Data entries
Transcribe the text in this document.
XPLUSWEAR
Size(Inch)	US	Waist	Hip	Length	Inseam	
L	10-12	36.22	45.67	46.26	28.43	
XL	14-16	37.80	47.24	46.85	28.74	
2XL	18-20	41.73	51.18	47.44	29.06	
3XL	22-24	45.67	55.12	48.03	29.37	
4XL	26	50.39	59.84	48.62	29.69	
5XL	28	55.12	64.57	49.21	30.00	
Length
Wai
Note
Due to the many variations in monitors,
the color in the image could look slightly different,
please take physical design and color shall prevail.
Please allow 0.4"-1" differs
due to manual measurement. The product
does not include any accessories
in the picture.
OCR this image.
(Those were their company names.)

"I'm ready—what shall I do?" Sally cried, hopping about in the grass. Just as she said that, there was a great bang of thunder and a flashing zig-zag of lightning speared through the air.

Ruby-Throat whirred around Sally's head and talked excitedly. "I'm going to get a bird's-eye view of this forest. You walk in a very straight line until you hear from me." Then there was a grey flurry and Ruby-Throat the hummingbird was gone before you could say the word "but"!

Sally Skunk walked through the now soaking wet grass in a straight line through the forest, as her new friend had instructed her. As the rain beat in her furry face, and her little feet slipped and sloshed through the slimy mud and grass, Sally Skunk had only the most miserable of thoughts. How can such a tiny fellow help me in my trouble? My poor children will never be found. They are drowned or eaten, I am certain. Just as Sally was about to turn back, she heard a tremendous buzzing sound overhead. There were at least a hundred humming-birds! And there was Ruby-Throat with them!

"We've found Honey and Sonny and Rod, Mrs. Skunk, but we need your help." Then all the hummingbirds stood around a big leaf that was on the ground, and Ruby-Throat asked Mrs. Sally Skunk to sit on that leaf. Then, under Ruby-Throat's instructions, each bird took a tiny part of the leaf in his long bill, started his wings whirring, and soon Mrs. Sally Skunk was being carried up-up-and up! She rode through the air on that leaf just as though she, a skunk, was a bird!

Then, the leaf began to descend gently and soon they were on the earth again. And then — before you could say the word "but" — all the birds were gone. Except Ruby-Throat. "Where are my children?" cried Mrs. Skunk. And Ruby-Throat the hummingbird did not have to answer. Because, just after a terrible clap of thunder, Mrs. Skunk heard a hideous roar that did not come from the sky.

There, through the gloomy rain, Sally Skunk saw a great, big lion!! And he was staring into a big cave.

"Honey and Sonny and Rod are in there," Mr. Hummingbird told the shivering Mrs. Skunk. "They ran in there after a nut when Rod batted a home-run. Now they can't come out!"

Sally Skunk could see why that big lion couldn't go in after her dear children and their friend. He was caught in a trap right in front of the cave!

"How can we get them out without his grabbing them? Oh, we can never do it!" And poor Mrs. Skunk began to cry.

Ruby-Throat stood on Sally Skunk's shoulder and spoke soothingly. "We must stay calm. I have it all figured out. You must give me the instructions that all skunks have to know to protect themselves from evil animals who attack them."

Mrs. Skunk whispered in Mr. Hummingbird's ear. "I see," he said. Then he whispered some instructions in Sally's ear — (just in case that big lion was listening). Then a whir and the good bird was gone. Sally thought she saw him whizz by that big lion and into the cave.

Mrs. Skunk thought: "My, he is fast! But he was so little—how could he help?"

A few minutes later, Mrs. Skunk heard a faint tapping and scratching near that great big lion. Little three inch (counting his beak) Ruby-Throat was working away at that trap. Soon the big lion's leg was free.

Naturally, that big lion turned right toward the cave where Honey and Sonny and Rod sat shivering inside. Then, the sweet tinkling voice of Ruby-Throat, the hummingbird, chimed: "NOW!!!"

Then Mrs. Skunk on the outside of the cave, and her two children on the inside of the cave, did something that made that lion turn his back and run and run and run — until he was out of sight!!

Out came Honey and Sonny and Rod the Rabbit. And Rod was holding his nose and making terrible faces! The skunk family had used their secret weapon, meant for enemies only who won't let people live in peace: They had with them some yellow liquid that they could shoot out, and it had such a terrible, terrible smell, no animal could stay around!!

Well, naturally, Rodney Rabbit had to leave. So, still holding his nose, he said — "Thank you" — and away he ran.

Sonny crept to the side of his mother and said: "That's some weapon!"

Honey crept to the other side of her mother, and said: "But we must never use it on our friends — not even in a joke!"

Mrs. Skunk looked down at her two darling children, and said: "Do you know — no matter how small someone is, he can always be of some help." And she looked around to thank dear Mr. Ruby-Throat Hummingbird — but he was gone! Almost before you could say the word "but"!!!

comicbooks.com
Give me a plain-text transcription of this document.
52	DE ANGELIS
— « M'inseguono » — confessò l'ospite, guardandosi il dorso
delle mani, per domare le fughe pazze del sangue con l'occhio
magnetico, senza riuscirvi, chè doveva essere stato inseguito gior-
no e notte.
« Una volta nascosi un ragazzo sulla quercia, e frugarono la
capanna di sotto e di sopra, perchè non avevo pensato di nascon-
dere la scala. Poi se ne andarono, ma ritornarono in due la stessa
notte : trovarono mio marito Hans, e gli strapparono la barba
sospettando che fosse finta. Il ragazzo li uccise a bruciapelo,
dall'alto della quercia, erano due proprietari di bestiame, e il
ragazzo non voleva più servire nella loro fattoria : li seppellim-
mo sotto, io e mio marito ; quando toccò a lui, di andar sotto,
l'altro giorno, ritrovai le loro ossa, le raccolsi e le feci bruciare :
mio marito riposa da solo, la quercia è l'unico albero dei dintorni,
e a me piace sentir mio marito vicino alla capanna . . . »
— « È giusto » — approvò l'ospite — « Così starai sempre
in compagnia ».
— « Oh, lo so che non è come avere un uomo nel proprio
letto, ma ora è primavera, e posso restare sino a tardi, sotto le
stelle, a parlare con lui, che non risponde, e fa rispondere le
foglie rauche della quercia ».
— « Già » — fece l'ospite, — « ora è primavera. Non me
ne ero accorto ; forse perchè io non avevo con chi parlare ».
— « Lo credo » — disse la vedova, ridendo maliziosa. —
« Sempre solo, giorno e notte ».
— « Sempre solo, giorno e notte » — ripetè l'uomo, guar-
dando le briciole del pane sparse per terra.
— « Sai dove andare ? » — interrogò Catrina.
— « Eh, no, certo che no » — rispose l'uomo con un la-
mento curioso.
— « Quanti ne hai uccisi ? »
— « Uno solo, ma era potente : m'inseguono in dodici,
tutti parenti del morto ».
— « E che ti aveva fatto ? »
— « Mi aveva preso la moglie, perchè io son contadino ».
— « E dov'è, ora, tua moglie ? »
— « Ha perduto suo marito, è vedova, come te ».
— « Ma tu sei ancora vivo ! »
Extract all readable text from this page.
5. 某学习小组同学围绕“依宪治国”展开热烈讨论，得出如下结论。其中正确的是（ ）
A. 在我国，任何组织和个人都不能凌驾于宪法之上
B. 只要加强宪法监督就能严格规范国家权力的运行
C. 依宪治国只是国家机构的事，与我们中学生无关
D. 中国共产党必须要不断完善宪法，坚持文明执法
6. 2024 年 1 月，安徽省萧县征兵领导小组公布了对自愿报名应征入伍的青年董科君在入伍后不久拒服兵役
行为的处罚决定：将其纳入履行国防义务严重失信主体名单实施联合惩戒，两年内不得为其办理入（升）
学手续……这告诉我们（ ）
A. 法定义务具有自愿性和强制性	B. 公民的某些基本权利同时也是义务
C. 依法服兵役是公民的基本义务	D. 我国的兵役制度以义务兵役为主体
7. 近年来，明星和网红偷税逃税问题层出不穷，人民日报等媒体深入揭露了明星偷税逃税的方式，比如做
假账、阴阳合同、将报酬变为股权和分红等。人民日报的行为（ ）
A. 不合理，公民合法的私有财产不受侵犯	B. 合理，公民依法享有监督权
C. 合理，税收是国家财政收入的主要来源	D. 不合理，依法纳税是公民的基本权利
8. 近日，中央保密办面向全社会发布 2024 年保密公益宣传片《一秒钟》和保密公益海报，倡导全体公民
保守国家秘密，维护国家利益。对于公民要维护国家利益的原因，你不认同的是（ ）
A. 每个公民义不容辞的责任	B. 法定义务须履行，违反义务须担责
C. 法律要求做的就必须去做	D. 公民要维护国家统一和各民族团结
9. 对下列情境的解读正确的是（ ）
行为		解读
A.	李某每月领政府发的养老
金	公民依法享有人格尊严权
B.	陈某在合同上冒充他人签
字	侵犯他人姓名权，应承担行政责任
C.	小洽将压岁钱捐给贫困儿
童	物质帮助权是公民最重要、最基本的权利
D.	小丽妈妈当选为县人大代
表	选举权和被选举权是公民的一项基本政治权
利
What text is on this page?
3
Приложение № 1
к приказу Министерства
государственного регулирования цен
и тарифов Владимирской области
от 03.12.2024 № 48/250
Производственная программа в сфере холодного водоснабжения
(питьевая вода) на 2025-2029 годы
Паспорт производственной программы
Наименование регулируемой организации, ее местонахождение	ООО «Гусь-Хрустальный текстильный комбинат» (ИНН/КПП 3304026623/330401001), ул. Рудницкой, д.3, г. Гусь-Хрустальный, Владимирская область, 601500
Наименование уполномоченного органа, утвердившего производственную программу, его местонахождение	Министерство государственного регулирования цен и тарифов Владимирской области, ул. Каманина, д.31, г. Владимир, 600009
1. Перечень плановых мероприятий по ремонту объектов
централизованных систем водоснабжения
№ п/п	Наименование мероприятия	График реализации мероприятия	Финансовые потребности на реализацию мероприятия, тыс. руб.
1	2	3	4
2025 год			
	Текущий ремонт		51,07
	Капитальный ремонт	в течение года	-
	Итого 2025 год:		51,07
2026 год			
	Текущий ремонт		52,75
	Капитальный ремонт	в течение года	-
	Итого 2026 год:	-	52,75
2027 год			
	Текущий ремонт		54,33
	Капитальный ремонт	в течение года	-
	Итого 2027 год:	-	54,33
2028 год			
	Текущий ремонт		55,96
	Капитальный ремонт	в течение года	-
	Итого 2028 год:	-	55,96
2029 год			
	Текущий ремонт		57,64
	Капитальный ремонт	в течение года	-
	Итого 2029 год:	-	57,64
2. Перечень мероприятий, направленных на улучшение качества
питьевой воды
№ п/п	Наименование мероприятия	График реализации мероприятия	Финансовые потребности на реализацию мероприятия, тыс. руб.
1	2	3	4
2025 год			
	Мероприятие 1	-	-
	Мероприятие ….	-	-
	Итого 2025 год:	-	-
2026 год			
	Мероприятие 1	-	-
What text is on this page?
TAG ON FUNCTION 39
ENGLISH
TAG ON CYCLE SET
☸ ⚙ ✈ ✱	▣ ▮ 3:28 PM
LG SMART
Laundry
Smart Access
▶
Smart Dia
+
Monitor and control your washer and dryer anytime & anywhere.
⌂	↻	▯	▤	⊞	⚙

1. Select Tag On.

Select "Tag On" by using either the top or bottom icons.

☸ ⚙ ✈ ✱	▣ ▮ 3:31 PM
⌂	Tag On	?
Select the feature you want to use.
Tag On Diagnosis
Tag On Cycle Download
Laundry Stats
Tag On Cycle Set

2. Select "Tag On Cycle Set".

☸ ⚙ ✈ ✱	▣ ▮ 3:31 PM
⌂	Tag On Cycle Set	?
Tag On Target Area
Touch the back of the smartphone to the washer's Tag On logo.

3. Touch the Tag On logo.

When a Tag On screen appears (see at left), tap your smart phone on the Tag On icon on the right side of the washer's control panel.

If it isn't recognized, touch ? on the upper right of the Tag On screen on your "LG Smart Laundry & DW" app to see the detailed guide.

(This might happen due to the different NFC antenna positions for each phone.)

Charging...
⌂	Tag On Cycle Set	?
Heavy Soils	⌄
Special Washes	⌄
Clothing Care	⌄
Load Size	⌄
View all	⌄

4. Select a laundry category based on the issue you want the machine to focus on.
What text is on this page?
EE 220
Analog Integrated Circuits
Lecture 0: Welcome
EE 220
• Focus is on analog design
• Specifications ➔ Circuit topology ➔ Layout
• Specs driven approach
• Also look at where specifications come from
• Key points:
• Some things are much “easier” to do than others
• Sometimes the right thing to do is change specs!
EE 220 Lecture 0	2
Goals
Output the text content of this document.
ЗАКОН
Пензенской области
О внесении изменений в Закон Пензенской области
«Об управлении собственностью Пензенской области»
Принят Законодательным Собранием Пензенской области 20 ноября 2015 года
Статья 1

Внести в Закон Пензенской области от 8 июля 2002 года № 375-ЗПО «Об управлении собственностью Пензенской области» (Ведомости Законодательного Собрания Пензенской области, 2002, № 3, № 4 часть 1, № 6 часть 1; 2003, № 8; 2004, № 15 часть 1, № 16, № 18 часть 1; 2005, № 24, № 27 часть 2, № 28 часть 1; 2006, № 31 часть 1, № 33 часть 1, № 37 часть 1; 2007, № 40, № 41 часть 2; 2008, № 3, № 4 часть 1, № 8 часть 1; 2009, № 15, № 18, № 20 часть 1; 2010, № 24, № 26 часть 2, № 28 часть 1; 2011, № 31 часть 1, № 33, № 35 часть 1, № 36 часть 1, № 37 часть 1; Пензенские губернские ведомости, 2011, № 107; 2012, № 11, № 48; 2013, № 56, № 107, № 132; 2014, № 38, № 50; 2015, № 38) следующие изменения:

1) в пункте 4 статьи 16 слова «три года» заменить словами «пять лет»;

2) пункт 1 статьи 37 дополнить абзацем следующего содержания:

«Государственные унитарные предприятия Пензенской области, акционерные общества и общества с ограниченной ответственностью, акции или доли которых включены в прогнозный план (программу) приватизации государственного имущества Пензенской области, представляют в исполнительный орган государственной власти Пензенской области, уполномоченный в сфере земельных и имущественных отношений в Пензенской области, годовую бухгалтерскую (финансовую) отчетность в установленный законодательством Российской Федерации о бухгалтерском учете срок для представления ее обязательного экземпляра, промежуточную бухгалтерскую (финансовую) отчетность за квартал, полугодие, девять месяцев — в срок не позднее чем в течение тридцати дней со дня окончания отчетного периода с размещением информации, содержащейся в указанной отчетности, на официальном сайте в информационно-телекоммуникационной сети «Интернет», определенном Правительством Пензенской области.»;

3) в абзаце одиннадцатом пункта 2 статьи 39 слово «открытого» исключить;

* [EXERCISE OBJECTIVE]
Read the entries above, then pull out the lines that include "inside".

* [EXERCISE ANSWER]
Naturally, that big lion turned right toward the cave where Honey and Sonny and Rod sat shivering inside. Then, the sweet tinkling voice of Ruby-Throat, the hummingbird, chimed: "NOW!!!"
Then Mrs. Skunk on the outside of the cave, and her two children on the inside of the cave, did something that made that lion turn his back and run and run and run — until he was out of sight!!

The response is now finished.